begin RAW DATA

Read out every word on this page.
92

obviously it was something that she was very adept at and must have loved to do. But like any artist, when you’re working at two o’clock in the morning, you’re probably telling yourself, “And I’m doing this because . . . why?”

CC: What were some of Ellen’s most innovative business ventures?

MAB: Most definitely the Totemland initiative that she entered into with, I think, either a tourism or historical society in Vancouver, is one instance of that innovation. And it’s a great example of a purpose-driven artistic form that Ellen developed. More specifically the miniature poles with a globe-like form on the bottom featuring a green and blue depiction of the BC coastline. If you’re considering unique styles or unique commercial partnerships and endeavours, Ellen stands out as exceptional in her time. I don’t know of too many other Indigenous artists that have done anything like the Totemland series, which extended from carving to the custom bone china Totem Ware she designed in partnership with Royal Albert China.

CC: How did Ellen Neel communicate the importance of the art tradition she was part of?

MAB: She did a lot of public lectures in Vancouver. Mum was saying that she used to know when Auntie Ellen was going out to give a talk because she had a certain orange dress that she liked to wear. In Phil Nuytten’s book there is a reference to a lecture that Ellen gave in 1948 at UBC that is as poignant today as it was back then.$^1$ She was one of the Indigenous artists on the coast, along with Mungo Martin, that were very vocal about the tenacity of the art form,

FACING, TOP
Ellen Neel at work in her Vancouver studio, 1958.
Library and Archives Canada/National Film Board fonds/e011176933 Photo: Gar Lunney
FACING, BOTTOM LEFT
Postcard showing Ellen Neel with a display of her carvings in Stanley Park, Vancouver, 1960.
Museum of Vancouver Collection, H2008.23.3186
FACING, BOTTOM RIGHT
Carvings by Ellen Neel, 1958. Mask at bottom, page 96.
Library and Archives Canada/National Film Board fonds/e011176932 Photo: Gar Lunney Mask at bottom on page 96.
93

end RAW DATA

**EXERCISE:** Filter the records down to the lines that contain the string "Vancouver", and copy those lines.

**WRITTEN RESPONSE:**
MAB: Most definitely the Totemland initiative that she entered into with, I think, either a tourism or historical society in Vancouver, is one instance of that innovation. And it’s a great example of a purpose-driven artistic form that Ellen developed. More specifically the miniature poles with a globe-like form on the bottom featuring a green and blue depiction of the BC coastline. If you’re considering unique styles or unique commercial partnerships and endeavours, Ellen stands out as exceptional in her time. I don’t know of too many other Indigenous artists that have done anything like the Totemland series, which extended from carving to the custom bone china Totem Ware she designed in partnership with Royal Albert China.
MAB: She did a lot of public lectures in Vancouver. Mum was saying that she used to know when Auntie Ellen was going out to give a talk because she had a certain orange dress that she liked to wear. In Phil Nuytten’s book there is a reference to a lecture that Ellen gave in 1948 at UBC that is as poignant today as it was back then.$^1$ She was one of the Indigenous artists on the coast, along with Mungo Martin, that were very vocal about the tenacity of the art form,
Ellen Neel at work in her Vancouver studio, 1958.
Postcard showing Ellen Neel with a display of her carvings in Stanley Park, Vancouver, 1960.
Museum of Vancouver Collection, H2008.23.3186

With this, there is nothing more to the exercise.